→ Goal
Read through the records below and copy each line that uses the word "data".

→ Rows
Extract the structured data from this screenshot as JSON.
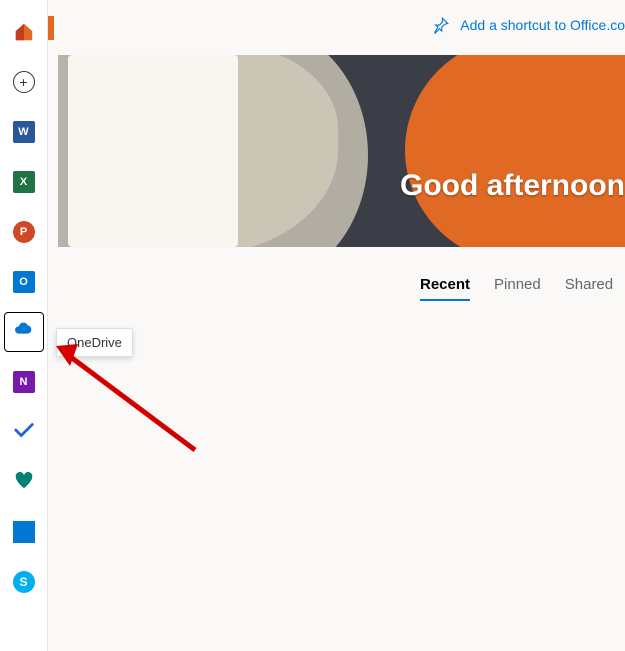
{
  "tooltip": "OneDrive",
  "top_link": {
    "label": "Add a shortcut to Office.co"
  },
  "hero": {
    "greeting": "Good afternoon"
  },
  "tabs": {
    "recent": "Recent",
    "pinned": "Pinned",
    "shared": "Shared"
  },
  "sidebar": {
    "home": "Home",
    "create": "Create",
    "word": "W",
    "excel": "X",
    "ppt": "P",
    "outlook": "O",
    "onedrive": "OneDrive",
    "onenote": "N",
    "todo": "To Do",
    "family": "Family Safety",
    "calendar": "Calendar",
    "skype": "S"
  }
}
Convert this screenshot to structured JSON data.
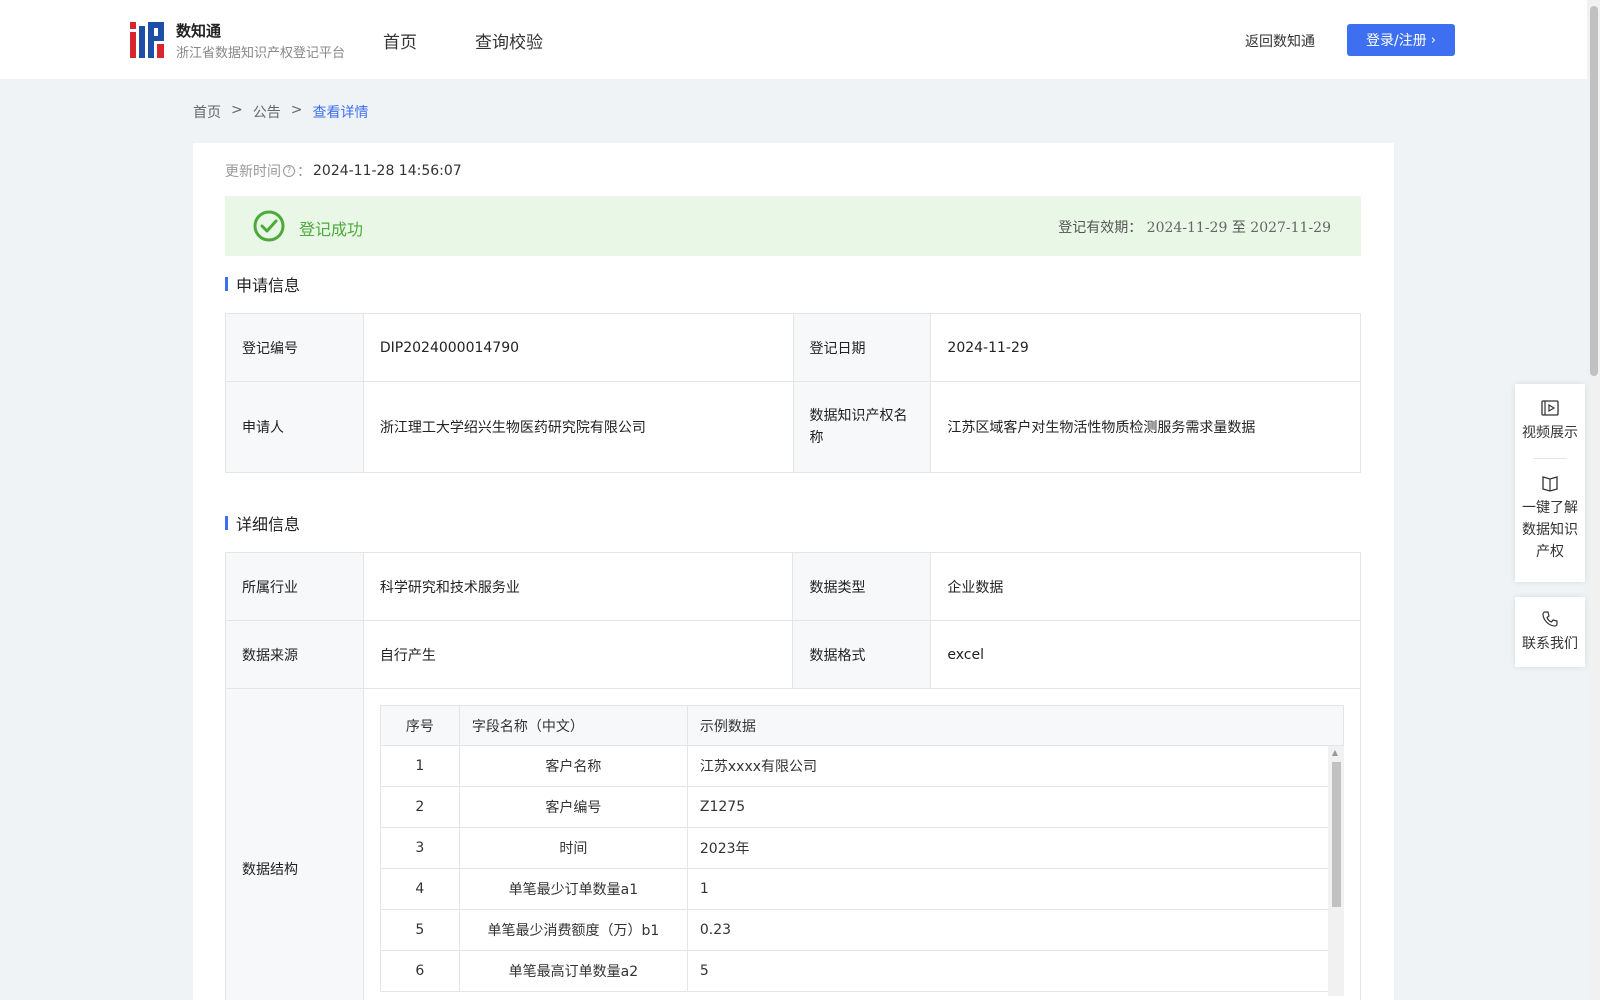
{
  "brand": {
    "name": "数知通",
    "subtitle": "浙江省数据知识产权登记平台"
  },
  "nav": {
    "home": "首页",
    "query": "查询校验"
  },
  "header": {
    "return_label": "返回数知通",
    "login_label": "登录/注册"
  },
  "breadcrumb": {
    "home": "首页",
    "sep": ">",
    "notice": "公告",
    "current": "查看详情"
  },
  "update": {
    "label": "更新时间",
    "suffix": "：",
    "value": "2024-11-28 14:56:07"
  },
  "status": {
    "text": "登记成功",
    "validity_label": "登记有效期：",
    "start": "2024-11-29",
    "to": "至",
    "end": "2027-11-29"
  },
  "application": {
    "title": "申请信息",
    "reg_no_label": "登记编号",
    "reg_no": "DIP2024000014790",
    "reg_date_label": "登记日期",
    "reg_date": "2024-11-29",
    "applicant_label": "申请人",
    "applicant": "浙江理工大学绍兴生物医药研究院有限公司",
    "ip_name_label": "数据知识产权名称",
    "ip_name": "江苏区域客户对生物活性物质检测服务需求量数据"
  },
  "details": {
    "title": "详细信息",
    "industry_label": "所属行业",
    "industry": "科学研究和技术服务业",
    "type_label": "数据类型",
    "type": "企业数据",
    "source_label": "数据来源",
    "source": "自行产生",
    "format_label": "数据格式",
    "format": "excel",
    "structure_label": "数据结构"
  },
  "structure": {
    "headers": [
      "序号",
      "字段名称（中文）",
      "示例数据"
    ],
    "rows": [
      {
        "no": "1",
        "field": "客户名称",
        "sample": "江苏xxxx有限公司"
      },
      {
        "no": "2",
        "field": "客户编号",
        "sample": "Z1275"
      },
      {
        "no": "3",
        "field": "时间",
        "sample": "2023年"
      },
      {
        "no": "4",
        "field": "单笔最少订单数量a1",
        "sample": "1"
      },
      {
        "no": "5",
        "field": "单笔最少消费额度（万）b1",
        "sample": "0.23"
      },
      {
        "no": "6",
        "field": "单笔最高订单数量a2",
        "sample": "5"
      }
    ]
  },
  "side": {
    "video": "视频展示",
    "learn": "一键了解数据知识产权",
    "contact": "联系我们"
  },
  "colors": {
    "accent": "#3d6ff0",
    "success": "#4caa3a",
    "success_bg": "#e9f7e6"
  }
}
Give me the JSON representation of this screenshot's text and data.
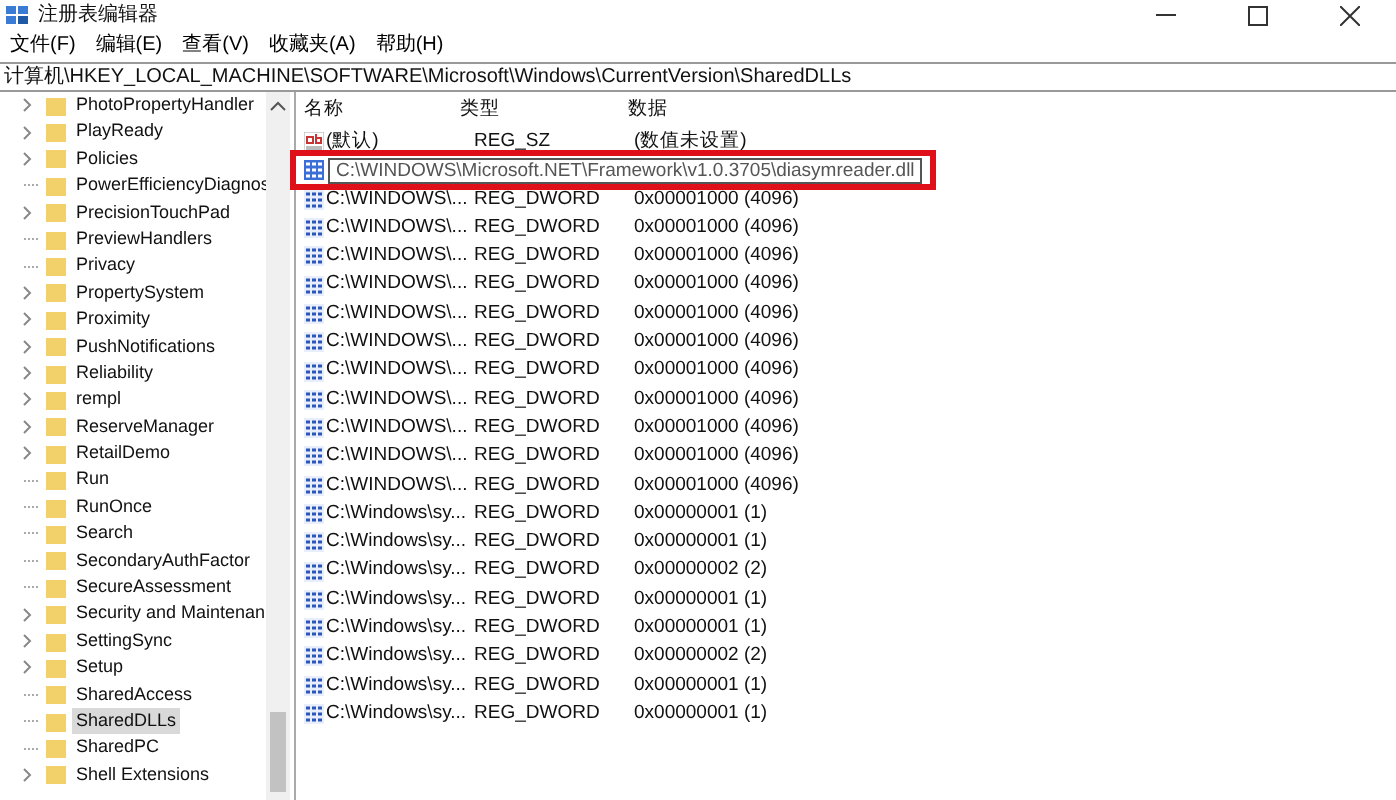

→ Answer to the problem
Extract the structured data from this screenshot as JSON.
Convert this screenshot to structured JSON data.
Give me the JSON representation of this screenshot's text and data.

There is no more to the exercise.